WHAT IS NEEDED
Your task is to locate every line holding the string "into" and to copy each of them.

DATA EXCERPTS

▬▬▬

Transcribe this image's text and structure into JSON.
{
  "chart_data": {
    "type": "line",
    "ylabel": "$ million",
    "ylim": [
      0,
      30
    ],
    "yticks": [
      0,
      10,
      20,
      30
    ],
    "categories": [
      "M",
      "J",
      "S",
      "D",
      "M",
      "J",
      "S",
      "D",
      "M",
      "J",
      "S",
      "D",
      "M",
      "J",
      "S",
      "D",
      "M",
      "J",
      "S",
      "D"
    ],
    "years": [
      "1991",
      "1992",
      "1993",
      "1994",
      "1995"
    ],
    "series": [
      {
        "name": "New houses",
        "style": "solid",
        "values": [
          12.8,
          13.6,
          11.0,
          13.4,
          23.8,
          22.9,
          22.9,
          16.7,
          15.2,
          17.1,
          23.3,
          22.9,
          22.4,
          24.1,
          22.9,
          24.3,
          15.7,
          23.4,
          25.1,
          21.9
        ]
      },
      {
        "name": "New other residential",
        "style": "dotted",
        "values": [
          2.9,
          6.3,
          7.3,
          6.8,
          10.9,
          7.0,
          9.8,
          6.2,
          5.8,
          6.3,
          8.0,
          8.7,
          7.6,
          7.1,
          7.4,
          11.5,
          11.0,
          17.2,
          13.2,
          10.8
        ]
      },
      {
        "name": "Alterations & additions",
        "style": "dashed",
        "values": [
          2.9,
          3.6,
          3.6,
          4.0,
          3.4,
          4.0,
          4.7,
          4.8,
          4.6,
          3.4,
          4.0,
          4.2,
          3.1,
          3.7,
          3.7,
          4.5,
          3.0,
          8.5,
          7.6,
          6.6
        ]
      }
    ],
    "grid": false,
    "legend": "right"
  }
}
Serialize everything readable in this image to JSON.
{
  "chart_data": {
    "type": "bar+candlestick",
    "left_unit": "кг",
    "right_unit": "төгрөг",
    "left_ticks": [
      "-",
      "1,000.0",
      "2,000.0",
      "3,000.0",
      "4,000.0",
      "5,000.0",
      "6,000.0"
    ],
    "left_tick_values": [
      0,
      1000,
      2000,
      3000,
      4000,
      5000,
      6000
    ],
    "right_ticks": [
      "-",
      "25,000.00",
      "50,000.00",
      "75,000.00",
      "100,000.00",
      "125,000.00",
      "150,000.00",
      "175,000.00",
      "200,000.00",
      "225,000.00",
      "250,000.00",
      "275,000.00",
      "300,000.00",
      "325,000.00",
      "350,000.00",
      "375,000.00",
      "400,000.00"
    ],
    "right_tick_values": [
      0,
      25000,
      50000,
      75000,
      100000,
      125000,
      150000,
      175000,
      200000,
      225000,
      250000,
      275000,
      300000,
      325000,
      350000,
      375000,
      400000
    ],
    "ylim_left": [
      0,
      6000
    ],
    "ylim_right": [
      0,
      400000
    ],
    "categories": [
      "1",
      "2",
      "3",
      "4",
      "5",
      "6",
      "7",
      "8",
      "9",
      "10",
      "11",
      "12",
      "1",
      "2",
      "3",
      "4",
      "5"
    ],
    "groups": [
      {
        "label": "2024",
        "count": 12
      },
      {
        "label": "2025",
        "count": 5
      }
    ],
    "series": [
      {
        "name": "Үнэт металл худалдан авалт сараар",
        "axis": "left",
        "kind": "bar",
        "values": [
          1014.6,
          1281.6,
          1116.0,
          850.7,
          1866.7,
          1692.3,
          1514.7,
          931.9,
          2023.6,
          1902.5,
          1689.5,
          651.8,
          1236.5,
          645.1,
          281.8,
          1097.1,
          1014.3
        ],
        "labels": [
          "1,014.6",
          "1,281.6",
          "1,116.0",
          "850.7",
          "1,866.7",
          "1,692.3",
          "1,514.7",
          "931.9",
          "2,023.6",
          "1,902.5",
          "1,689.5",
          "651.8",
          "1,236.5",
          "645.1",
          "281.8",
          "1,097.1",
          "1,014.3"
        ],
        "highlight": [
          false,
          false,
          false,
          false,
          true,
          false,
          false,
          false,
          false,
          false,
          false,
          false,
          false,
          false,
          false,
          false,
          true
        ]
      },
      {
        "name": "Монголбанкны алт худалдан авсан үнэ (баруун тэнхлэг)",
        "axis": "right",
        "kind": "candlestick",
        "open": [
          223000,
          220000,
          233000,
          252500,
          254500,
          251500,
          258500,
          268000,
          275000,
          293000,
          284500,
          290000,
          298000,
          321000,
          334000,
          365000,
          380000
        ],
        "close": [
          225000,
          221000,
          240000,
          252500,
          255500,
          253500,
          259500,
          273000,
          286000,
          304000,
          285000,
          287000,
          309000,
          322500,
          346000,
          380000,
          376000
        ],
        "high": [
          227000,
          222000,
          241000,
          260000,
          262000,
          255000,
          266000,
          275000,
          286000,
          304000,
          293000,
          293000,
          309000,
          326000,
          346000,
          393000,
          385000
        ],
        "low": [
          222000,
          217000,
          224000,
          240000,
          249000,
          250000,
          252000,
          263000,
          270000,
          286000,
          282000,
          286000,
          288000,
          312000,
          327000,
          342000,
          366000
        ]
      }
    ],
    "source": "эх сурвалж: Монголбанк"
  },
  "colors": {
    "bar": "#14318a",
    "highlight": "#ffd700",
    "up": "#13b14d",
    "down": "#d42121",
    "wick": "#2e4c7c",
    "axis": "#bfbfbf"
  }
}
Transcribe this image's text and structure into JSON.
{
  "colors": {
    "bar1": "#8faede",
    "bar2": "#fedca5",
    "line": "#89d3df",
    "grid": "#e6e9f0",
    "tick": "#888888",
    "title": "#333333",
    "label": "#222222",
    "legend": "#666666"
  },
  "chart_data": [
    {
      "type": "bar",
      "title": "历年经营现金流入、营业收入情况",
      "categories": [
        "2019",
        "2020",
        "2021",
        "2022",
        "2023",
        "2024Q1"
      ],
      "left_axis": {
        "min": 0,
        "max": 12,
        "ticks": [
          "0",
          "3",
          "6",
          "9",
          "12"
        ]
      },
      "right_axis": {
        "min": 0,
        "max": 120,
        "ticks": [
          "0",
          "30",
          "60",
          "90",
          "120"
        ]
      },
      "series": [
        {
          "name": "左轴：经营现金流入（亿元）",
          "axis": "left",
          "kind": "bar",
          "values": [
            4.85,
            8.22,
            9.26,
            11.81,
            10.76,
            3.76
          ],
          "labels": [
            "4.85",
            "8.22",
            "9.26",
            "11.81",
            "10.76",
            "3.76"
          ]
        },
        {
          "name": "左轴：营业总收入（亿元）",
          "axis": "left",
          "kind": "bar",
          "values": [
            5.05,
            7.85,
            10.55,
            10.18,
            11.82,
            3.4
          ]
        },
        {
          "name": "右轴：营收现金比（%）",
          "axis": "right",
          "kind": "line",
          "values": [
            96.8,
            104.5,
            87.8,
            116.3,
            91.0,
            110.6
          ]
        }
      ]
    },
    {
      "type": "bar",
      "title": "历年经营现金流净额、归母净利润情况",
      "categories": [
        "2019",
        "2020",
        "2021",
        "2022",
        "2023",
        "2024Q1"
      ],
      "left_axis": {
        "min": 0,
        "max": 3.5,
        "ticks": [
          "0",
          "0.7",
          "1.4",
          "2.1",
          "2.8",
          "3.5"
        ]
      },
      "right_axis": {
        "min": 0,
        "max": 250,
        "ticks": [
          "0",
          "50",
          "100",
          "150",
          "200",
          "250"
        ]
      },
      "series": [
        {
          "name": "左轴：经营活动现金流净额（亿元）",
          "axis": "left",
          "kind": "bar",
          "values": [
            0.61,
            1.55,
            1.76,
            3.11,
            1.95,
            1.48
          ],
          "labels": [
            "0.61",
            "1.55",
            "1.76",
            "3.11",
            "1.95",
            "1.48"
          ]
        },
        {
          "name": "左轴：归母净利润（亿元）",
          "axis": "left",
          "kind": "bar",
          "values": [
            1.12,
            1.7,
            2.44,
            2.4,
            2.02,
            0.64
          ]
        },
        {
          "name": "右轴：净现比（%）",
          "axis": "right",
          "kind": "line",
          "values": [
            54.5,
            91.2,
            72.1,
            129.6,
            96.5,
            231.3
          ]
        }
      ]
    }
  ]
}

▬▬▬

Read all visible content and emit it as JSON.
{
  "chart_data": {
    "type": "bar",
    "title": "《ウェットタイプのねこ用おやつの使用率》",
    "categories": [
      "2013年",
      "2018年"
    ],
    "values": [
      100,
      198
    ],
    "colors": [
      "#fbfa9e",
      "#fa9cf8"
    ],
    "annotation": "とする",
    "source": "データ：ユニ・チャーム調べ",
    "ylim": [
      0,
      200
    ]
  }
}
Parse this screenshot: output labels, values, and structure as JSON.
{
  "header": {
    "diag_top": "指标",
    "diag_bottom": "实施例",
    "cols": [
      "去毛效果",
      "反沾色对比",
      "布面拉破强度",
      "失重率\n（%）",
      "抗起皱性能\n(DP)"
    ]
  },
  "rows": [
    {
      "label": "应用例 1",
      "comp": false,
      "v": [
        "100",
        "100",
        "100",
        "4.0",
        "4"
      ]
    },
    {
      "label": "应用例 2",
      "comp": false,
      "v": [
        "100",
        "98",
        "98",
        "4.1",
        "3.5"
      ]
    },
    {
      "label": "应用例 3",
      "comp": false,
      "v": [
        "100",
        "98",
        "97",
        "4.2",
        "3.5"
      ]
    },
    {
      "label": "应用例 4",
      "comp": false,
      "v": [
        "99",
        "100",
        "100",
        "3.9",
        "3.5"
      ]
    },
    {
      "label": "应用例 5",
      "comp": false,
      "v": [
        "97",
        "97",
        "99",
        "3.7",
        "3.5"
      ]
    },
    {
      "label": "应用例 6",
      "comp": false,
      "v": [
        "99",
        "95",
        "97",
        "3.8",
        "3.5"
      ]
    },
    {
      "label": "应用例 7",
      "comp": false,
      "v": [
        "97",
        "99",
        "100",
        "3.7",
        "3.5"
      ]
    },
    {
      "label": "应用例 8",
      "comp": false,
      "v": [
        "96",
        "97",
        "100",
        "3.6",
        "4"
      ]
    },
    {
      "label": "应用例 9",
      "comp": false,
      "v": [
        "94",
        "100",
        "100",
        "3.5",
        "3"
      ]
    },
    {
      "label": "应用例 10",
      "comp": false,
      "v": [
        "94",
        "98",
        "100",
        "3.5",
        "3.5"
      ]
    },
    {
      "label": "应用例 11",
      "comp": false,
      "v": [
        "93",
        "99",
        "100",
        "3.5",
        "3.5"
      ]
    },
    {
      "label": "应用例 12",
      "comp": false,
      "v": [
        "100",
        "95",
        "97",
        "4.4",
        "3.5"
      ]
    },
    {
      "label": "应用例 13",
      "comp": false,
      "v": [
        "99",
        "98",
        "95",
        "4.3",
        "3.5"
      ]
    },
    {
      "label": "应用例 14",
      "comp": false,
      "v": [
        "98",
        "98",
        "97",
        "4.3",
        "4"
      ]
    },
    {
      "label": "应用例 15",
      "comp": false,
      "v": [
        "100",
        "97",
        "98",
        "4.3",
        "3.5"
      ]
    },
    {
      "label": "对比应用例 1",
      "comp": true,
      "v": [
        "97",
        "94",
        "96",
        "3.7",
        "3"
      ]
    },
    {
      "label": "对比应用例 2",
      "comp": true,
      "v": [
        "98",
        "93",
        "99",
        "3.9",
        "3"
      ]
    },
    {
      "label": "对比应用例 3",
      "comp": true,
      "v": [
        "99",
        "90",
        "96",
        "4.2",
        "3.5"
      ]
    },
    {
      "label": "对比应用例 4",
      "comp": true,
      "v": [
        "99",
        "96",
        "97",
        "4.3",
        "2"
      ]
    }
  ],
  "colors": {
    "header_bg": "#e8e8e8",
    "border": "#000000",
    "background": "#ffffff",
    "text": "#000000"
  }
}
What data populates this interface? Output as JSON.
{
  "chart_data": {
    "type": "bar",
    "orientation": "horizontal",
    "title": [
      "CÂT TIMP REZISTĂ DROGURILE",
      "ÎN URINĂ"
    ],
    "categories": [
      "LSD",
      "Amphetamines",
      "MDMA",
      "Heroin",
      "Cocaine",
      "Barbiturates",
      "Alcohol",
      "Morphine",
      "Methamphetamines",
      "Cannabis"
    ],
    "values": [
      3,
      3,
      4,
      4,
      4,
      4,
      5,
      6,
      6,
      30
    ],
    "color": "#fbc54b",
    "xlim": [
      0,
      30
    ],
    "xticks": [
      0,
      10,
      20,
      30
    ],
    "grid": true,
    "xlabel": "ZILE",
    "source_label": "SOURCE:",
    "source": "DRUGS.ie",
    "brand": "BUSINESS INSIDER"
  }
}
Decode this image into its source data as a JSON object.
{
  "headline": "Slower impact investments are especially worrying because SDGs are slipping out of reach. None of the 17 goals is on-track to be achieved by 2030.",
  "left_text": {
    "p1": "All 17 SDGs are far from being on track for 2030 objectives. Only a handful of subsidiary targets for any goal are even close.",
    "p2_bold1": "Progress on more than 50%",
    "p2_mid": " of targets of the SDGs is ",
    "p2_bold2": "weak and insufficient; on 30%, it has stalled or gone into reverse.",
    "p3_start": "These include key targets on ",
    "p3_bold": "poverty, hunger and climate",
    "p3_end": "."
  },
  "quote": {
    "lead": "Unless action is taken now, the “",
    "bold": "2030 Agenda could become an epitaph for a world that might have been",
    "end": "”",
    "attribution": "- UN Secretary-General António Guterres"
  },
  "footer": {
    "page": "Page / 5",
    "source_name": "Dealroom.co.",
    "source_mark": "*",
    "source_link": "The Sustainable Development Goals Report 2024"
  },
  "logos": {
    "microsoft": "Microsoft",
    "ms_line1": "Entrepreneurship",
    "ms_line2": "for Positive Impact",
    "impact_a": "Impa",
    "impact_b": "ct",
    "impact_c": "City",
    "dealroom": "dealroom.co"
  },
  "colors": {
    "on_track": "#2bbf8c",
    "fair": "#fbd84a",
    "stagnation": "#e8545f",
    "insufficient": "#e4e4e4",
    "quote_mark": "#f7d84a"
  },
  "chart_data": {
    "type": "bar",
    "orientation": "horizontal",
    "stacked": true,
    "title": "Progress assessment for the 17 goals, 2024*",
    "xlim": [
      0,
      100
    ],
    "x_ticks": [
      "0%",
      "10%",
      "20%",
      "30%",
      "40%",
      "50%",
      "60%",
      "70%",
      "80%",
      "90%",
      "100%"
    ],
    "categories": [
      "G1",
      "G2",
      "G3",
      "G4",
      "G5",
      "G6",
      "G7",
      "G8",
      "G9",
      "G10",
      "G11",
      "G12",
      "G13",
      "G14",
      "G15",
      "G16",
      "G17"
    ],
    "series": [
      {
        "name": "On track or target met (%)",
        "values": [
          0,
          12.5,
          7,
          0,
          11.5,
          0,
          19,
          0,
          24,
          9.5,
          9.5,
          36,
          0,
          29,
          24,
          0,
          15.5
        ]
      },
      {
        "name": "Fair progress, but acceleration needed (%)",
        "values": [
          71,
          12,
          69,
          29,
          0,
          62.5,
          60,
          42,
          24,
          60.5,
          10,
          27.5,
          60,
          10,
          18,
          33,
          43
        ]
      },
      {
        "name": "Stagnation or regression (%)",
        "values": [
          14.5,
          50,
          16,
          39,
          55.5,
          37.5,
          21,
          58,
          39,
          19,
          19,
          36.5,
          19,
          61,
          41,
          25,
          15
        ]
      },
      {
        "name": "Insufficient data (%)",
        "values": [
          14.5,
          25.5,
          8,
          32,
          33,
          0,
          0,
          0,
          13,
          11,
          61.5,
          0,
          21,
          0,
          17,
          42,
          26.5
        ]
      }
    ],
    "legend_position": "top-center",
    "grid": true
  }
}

▬▬▬

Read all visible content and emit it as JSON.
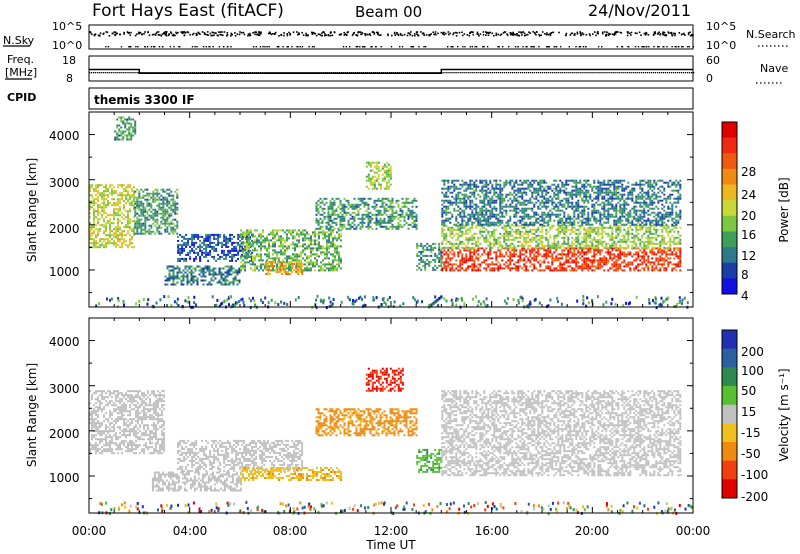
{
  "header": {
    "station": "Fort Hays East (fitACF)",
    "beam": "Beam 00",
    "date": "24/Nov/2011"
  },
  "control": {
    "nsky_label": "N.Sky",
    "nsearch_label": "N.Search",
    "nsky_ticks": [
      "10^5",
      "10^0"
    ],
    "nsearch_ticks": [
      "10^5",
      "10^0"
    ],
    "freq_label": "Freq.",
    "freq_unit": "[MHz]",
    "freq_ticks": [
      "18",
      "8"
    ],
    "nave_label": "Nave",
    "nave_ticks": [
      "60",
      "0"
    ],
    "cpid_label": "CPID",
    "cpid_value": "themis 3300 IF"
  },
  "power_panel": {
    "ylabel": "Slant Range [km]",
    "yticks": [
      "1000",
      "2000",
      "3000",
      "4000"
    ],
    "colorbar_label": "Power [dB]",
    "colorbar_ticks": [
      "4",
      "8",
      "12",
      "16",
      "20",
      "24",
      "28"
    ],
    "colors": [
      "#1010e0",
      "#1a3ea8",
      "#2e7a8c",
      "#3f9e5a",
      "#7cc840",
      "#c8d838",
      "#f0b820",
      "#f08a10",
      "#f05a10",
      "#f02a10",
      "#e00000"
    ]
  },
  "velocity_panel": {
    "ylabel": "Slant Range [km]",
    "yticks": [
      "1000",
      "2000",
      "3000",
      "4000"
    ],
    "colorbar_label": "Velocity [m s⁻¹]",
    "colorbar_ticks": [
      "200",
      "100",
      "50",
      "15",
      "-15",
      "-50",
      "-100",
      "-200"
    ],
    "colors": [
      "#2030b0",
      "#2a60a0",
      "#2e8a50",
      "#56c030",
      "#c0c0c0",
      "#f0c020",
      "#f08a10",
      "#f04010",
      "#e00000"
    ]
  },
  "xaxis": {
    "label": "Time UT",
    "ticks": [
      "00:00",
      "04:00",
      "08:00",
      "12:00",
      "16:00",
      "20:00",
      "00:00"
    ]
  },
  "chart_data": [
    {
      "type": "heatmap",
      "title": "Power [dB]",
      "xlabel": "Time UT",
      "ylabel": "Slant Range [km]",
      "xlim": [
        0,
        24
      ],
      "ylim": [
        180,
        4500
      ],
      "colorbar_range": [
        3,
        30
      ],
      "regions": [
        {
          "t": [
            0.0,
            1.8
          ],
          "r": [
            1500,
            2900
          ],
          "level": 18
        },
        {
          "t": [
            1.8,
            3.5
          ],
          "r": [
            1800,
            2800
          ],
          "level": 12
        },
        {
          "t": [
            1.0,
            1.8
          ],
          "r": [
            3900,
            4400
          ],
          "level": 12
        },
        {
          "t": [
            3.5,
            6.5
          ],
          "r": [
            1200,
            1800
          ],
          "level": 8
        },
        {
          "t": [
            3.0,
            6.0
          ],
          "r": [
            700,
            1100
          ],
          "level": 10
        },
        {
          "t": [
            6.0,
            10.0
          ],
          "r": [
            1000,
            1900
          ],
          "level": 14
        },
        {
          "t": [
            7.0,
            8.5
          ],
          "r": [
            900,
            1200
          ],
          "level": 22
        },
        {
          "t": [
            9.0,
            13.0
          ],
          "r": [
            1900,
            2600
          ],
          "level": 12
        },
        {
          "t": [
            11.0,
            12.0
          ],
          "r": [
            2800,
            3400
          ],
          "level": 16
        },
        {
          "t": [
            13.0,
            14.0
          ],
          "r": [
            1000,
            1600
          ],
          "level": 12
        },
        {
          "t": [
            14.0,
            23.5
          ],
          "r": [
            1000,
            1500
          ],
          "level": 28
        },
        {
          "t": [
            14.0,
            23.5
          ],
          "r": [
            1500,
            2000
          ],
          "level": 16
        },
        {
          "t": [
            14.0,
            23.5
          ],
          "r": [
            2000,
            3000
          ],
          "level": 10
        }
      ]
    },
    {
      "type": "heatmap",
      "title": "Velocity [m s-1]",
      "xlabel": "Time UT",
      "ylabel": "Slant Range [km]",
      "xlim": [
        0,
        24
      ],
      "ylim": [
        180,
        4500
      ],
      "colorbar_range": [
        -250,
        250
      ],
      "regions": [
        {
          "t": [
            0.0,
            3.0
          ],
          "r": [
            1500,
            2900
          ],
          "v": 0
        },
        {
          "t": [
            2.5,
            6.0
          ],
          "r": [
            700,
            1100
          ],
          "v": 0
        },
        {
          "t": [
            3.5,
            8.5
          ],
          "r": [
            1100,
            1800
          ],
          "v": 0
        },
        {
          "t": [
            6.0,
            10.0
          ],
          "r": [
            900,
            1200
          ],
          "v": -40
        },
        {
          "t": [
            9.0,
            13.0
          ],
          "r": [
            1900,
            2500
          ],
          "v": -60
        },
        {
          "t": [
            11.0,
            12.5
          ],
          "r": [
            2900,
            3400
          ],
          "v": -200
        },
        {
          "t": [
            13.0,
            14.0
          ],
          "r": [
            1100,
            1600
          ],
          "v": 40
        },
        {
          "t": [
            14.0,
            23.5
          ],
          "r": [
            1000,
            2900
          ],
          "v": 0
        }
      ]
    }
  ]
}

▬▬▬

TASK RESULT
Transcribe this image's text and structure into JSON.
Transcribe this image's text and structure into JSON.
Decode this image into its source data as a JSON object.
    "p2_bold2": "weak and insufficient; on 30%, it has stalled or gone into reverse.",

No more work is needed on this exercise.